▶ **Supplied data**

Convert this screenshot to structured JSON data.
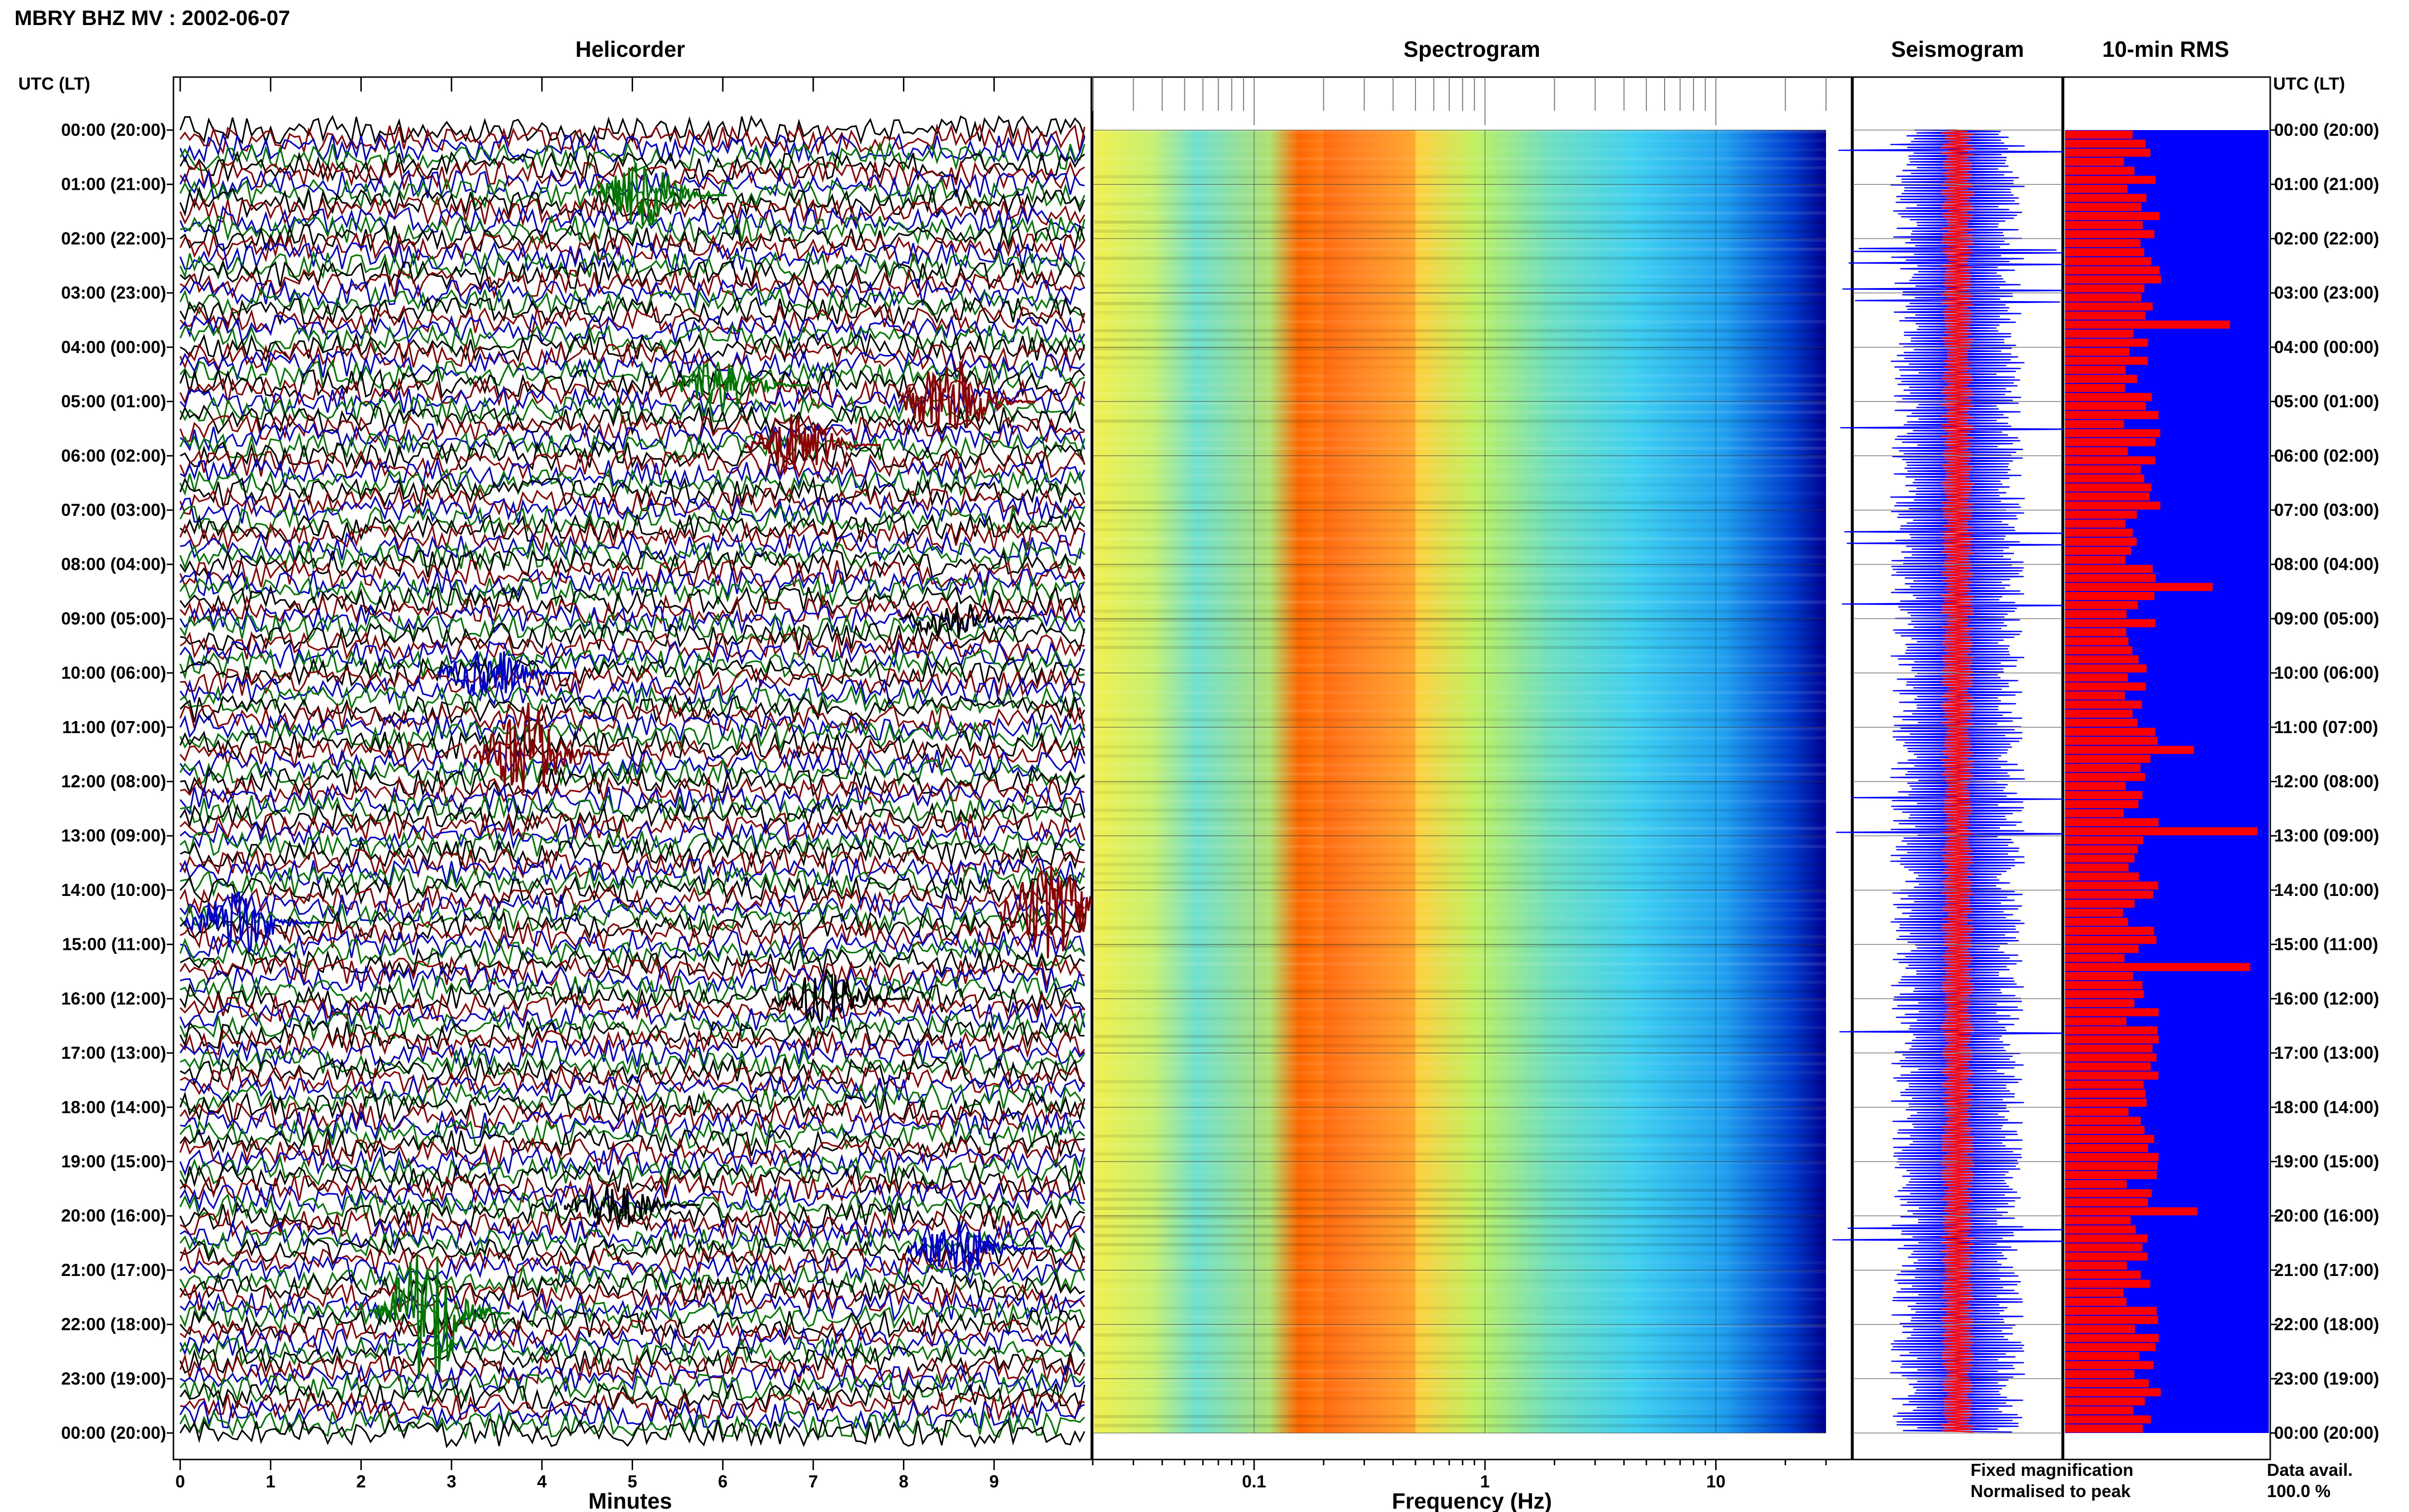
{
  "figure": {
    "title": "MBRY BHZ MV : 2002-06-07",
    "utc_header_left": "UTC (LT)",
    "utc_header_right": "UTC (LT)"
  },
  "chart_data": [
    {
      "type": "line",
      "panel": "Helicorder",
      "title": "Helicorder",
      "xlabel": "Minutes",
      "x_ticks": [
        "0",
        "1",
        "2",
        "3",
        "4",
        "5",
        "6",
        "7",
        "8",
        "9"
      ],
      "xlim": [
        0,
        10
      ],
      "rows_per_hour": 6,
      "row_colors": [
        "#000000",
        "#8b0000",
        "#0000cc",
        "#007700"
      ],
      "y_tick_labels": [
        "00:00 (20:00)",
        "01:00 (21:00)",
        "02:00 (22:00)",
        "03:00 (23:00)",
        "04:00 (00:00)",
        "05:00 (01:00)",
        "06:00 (02:00)",
        "07:00 (03:00)",
        "08:00 (04:00)",
        "09:00 (05:00)",
        "10:00 (06:00)",
        "11:00 (07:00)",
        "12:00 (08:00)",
        "13:00 (09:00)",
        "14:00 (10:00)",
        "15:00 (11:00)",
        "16:00 (12:00)",
        "17:00 (13:00)",
        "18:00 (14:00)",
        "19:00 (15:00)",
        "20:00 (16:00)",
        "21:00 (17:00)",
        "22:00 (18:00)",
        "23:00 (19:00)",
        "00:00 (20:00)"
      ]
    },
    {
      "type": "heatmap",
      "panel": "Spectrogram",
      "title": "Spectrogram",
      "xlabel": "Frequency (Hz)",
      "x_scale": "log",
      "x_ticks": [
        "0.1",
        "1",
        "10"
      ],
      "xlim": [
        0.02,
        30
      ],
      "colormap": "jet",
      "peak_band_hz": [
        0.2,
        0.5
      ]
    },
    {
      "type": "line",
      "panel": "Seismogram",
      "title": "Seismogram",
      "colors": {
        "fixed": "#0000ff",
        "normalised": "#ff0000"
      }
    },
    {
      "type": "bar",
      "panel": "10-min RMS",
      "title": "10-min RMS",
      "colors": {
        "background": "#0000ff",
        "bars": "#ff0000"
      }
    }
  ],
  "legend": {
    "fixed": "Fixed magnification",
    "normalised": "Normalised to peak",
    "fixed_color": "#0000ff",
    "normalised_color": "#ff0000"
  },
  "data_avail": {
    "label": "Data avail.",
    "value": "100.0 %"
  }
}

▶ **Short task**
Identify the lines of the entries containing the string "Helicorder". Copy each such line.

▶ **Reply**
      "panel": "Helicorder",
      "title": "Helicorder",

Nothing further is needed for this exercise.